[Figure collection entries]
····················

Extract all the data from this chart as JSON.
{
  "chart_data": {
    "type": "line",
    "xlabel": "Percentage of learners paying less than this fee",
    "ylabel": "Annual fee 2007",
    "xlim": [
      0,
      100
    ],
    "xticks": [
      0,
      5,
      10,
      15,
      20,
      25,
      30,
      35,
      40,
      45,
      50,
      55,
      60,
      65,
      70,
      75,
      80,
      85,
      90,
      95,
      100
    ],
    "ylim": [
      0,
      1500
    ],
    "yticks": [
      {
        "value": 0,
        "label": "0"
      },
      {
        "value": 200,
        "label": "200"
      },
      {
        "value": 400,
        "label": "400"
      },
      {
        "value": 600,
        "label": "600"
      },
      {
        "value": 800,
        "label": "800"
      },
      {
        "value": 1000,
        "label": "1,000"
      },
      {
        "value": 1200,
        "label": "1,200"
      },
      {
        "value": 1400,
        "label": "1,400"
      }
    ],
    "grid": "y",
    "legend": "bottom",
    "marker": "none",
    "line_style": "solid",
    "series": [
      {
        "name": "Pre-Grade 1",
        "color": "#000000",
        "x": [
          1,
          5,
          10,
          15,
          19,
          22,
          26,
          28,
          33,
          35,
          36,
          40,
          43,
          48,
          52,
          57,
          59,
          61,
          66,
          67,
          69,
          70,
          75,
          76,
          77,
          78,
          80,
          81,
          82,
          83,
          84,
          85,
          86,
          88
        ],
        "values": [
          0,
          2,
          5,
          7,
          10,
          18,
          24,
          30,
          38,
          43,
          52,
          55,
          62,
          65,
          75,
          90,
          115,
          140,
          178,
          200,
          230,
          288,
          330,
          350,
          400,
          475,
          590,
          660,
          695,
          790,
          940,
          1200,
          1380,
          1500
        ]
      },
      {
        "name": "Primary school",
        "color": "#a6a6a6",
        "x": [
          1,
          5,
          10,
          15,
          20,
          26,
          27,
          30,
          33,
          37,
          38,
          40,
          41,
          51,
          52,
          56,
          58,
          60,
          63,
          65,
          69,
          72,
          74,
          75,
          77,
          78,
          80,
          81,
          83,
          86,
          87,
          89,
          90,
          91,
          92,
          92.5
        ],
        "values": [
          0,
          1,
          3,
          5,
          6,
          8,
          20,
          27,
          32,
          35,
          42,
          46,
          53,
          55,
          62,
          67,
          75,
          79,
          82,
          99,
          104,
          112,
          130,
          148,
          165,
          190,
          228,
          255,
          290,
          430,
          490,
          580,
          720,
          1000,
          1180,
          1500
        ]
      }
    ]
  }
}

····················

▶ _GOAL_:
Which lines hold the word "name"? Copy all of them.

▶ _SOLVED PROBLEM_:
        "name": "Pre-Grade 1",
        "name": "Primary school",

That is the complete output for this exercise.